> [JOB] Among the records that follow, count the lines with the string "activities"; report only that count.

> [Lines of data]
######

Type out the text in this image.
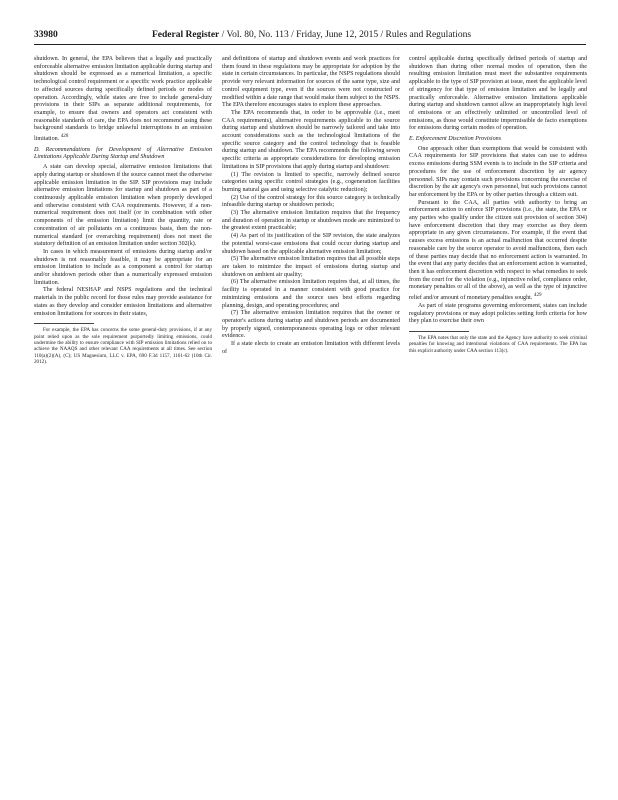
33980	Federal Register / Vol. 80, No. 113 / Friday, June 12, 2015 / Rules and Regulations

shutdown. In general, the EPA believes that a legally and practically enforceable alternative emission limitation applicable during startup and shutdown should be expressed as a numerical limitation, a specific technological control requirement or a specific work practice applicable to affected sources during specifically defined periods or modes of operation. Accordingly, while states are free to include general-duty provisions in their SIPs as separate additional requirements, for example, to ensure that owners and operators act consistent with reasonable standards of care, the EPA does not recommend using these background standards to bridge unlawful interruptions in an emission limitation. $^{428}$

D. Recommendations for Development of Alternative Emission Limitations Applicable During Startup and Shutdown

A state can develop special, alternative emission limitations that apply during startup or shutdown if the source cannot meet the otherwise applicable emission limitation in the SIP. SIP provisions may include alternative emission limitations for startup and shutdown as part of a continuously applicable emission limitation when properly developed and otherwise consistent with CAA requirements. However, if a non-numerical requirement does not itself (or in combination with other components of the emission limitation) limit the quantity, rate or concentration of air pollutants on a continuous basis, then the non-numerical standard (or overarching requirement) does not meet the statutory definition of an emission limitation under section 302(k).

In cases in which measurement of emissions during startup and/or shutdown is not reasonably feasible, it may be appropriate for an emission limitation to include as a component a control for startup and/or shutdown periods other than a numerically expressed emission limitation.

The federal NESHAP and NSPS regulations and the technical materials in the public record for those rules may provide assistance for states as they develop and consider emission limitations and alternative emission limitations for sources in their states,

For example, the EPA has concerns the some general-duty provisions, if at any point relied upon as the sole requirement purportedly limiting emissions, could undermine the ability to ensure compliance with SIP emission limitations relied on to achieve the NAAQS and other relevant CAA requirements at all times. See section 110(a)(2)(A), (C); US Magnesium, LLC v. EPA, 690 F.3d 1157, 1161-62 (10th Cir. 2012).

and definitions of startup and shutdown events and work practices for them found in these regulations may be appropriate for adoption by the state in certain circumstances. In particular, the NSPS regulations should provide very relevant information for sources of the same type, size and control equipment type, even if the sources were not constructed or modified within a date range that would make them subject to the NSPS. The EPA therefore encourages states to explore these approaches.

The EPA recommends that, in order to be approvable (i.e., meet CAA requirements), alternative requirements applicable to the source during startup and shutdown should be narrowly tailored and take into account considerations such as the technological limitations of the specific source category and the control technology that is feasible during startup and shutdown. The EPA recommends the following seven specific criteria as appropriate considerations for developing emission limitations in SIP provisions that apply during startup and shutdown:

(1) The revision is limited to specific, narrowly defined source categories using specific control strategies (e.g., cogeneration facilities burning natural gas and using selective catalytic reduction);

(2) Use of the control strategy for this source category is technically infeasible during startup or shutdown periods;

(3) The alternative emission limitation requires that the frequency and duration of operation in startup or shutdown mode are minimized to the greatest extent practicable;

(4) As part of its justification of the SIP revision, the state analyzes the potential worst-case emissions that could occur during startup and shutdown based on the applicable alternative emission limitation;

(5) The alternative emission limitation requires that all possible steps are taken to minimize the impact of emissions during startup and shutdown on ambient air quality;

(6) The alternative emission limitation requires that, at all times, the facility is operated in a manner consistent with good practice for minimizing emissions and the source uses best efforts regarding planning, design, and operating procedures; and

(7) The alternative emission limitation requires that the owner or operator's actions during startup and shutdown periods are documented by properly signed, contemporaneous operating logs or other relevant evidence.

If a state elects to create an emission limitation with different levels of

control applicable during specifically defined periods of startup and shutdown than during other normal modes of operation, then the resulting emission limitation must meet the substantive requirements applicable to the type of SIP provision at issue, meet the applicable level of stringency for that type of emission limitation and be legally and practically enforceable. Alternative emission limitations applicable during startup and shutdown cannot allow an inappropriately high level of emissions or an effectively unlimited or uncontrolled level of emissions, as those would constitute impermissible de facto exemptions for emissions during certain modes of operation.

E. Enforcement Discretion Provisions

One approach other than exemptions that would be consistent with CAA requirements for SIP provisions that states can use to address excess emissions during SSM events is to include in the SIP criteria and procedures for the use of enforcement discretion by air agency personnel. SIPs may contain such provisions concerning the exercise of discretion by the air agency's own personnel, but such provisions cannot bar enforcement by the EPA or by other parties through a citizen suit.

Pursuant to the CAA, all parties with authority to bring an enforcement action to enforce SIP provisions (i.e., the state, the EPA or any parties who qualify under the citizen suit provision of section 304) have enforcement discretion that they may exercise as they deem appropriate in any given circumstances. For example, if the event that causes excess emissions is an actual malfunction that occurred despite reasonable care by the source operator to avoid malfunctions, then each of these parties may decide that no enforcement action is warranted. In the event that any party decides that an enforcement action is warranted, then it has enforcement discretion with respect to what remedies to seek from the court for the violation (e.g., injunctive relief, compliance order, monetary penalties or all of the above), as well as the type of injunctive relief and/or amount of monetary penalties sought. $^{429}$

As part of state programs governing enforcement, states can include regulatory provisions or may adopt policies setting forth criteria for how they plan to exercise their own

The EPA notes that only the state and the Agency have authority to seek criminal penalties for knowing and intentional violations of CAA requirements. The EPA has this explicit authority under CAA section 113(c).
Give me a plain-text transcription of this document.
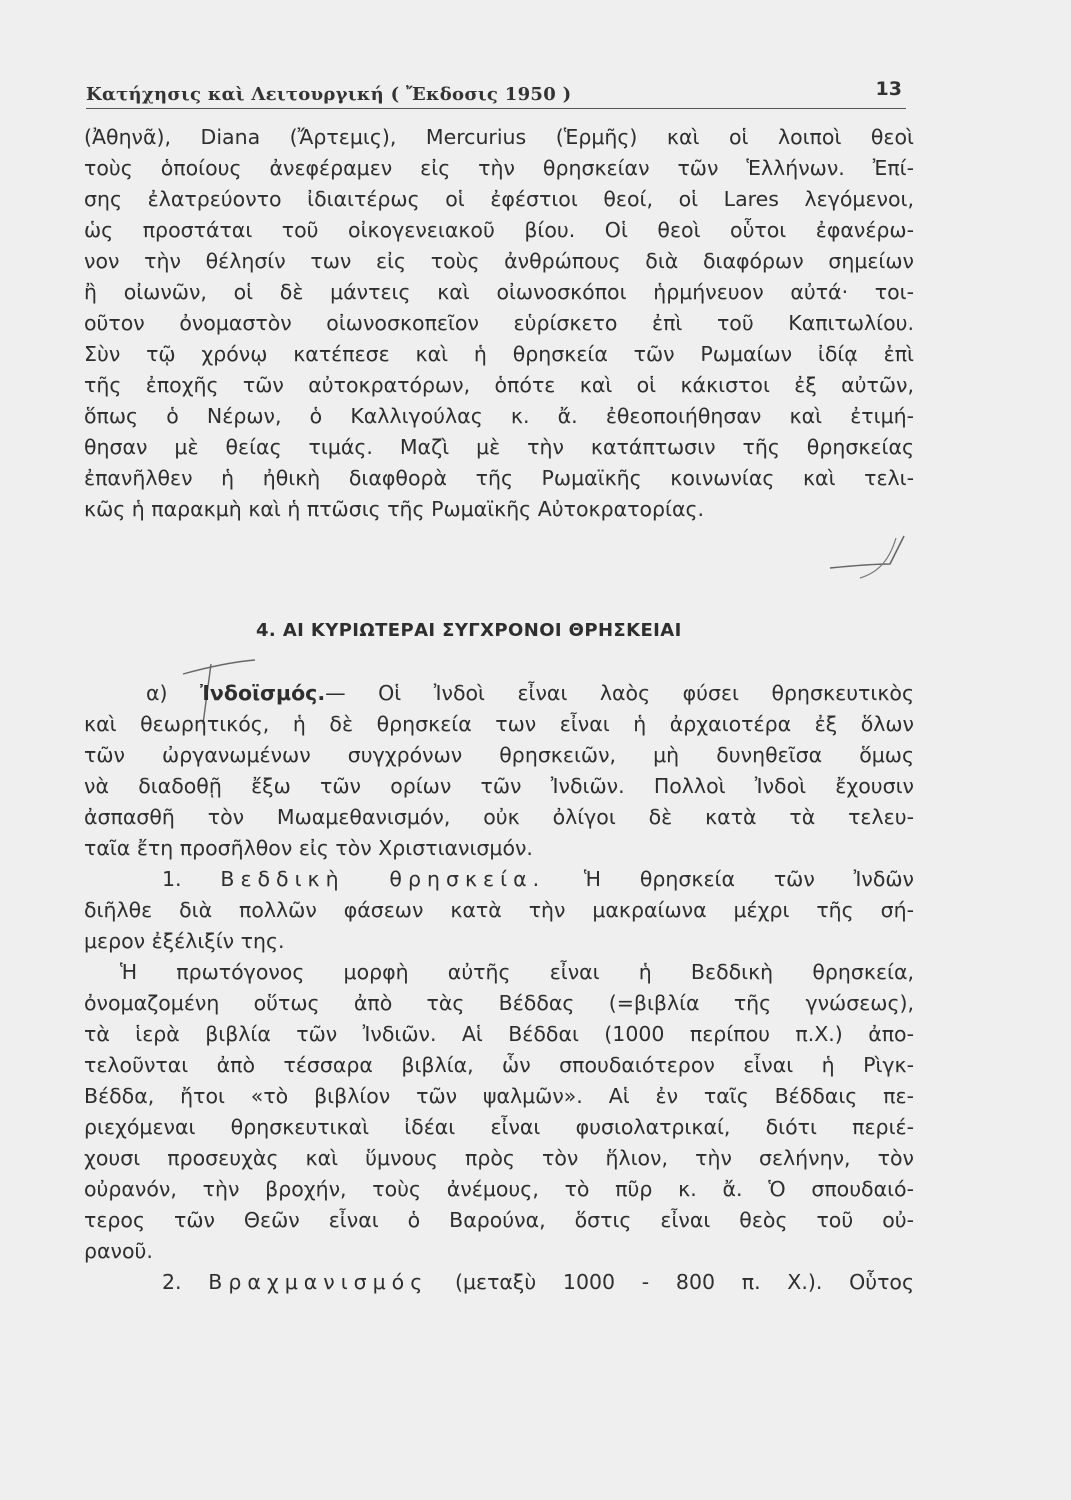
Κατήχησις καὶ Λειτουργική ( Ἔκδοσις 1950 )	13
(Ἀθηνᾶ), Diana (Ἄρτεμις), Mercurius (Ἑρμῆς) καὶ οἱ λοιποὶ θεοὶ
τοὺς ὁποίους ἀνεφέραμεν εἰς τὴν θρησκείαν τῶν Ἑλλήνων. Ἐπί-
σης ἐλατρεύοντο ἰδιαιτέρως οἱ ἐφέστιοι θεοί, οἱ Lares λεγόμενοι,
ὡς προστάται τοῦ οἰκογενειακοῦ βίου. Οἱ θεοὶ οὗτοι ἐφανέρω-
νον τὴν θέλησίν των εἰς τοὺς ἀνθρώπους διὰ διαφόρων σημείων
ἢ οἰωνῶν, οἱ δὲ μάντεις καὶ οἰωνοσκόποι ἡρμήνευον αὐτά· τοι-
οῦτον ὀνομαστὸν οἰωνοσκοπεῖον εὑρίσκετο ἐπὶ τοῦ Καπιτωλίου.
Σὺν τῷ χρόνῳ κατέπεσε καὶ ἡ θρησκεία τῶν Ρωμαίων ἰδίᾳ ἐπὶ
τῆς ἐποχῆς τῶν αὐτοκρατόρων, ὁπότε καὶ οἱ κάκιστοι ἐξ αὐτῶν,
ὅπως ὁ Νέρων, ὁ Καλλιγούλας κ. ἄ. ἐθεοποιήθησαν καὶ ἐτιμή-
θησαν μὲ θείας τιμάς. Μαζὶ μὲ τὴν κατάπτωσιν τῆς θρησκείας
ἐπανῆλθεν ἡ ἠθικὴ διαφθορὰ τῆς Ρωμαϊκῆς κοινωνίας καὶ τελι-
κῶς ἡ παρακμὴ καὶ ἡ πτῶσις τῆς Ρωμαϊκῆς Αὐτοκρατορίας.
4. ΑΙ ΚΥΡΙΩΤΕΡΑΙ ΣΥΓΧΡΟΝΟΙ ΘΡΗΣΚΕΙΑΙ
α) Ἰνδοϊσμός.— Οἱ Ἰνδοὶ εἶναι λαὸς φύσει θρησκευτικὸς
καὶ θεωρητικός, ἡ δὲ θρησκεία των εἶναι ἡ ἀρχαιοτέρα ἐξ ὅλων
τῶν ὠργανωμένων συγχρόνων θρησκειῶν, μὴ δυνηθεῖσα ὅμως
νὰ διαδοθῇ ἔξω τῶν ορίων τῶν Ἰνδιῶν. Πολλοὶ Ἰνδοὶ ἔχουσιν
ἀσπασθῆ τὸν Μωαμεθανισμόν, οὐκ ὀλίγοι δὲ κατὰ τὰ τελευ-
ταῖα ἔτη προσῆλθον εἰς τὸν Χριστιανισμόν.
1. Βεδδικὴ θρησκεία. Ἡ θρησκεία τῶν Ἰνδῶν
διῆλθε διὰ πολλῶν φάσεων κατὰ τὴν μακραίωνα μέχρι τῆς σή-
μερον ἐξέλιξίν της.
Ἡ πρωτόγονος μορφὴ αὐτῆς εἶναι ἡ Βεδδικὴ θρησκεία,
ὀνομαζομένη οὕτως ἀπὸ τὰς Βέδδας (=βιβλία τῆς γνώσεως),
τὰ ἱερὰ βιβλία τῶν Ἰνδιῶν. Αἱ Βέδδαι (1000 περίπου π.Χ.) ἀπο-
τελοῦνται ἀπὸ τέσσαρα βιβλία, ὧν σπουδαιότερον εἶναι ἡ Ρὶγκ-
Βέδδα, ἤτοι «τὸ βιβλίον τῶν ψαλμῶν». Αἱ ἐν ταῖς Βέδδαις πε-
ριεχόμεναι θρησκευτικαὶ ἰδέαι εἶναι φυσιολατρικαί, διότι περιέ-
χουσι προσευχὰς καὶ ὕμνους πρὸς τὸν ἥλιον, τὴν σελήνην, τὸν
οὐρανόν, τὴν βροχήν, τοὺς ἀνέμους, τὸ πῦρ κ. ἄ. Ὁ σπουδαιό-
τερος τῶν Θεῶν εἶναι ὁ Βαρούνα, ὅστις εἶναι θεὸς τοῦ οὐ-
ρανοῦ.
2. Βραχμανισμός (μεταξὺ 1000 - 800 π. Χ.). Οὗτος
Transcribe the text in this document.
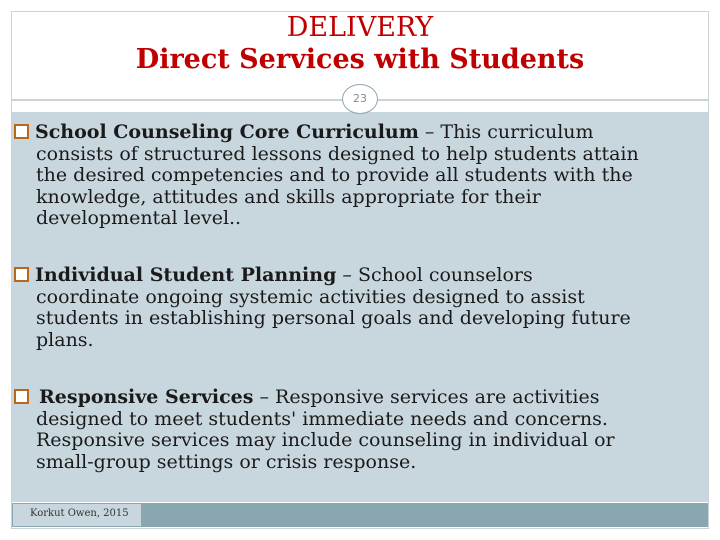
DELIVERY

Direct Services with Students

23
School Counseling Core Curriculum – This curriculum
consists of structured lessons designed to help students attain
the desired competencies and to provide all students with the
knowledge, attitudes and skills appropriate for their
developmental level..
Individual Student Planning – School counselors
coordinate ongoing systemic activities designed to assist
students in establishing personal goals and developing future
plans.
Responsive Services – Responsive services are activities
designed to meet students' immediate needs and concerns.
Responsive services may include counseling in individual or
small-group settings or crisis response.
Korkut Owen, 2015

######

> [TASK RESULT] 2